Stated task: Transcribe each of the records below exactly, excluding all pictures.

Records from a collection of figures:

-*-*-

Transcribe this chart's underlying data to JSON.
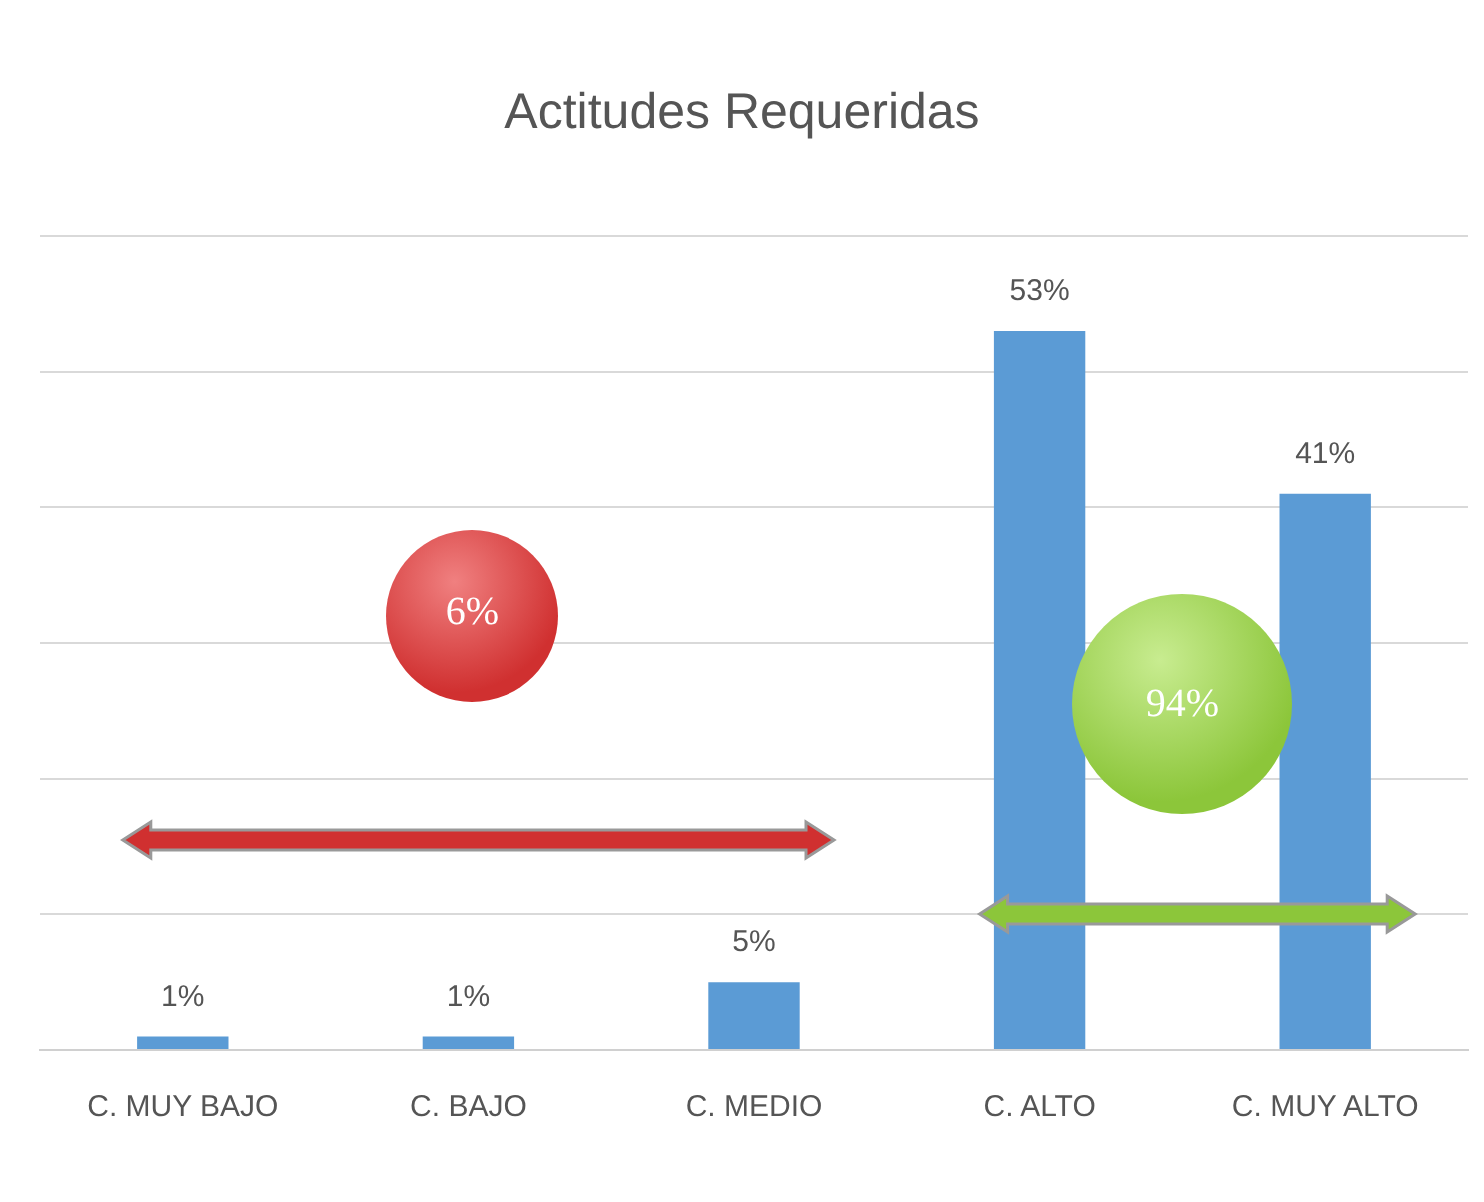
{
  "chart_data": {
    "type": "bar",
    "title": "Actitudes Requeridas",
    "categories": [
      "C. MUY BAJO",
      "C. BAJO",
      "C. MEDIO",
      "C. ALTO",
      "C. MUY ALTO"
    ],
    "values": [
      1,
      1,
      5,
      53,
      41
    ],
    "value_labels": [
      "1%",
      "1%",
      "5%",
      "53%",
      "41%"
    ],
    "color": "#5b9bd5",
    "ylim": [
      0,
      60
    ],
    "yticks": [
      {
        "value": 0,
        "label": null
      },
      {
        "value": 10,
        "label": null
      },
      {
        "value": 20,
        "label": null
      },
      {
        "value": 30,
        "label": null
      },
      {
        "value": 40,
        "label": null
      },
      {
        "value": 50,
        "label": null
      },
      {
        "value": 60,
        "label": null
      }
    ],
    "tick_labels": "x",
    "grid": "y",
    "annotations": [
      "6%",
      "94%"
    ]
  }
}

-*-*-

Solution for this exercise:
Transcribe this chart's underlying data to JSON.
{
  "chart_data": {
    "type": "bar",
    "title": "Actitudes Requeridas",
    "categories": [
      "C. MUY BAJO",
      "C. BAJO",
      "C. MEDIO",
      "C. ALTO",
      "C. MUY ALTO"
    ],
    "values": [
      1,
      1,
      5,
      53,
      41
    ],
    "value_labels": [
      "1%",
      "1%",
      "5%",
      "53%",
      "41%"
    ],
    "color": "#5b9bd5",
    "ylim": [
      0,
      60
    ],
    "yticks": [
      {
        "value": 0,
        "label": null
      },
      {
        "value": 10,
        "label": null
      },
      {
        "value": 20,
        "label": null
      },
      {
        "value": 30,
        "label": null
      },
      {
        "value": 40,
        "label": null
      },
      {
        "value": 50,
        "label": null
      },
      {
        "value": 60,
        "label": null
      }
    ],
    "tick_labels": "x",
    "grid": "y",
    "annotations": [
      "6%",
      "94%"
    ]
  }
}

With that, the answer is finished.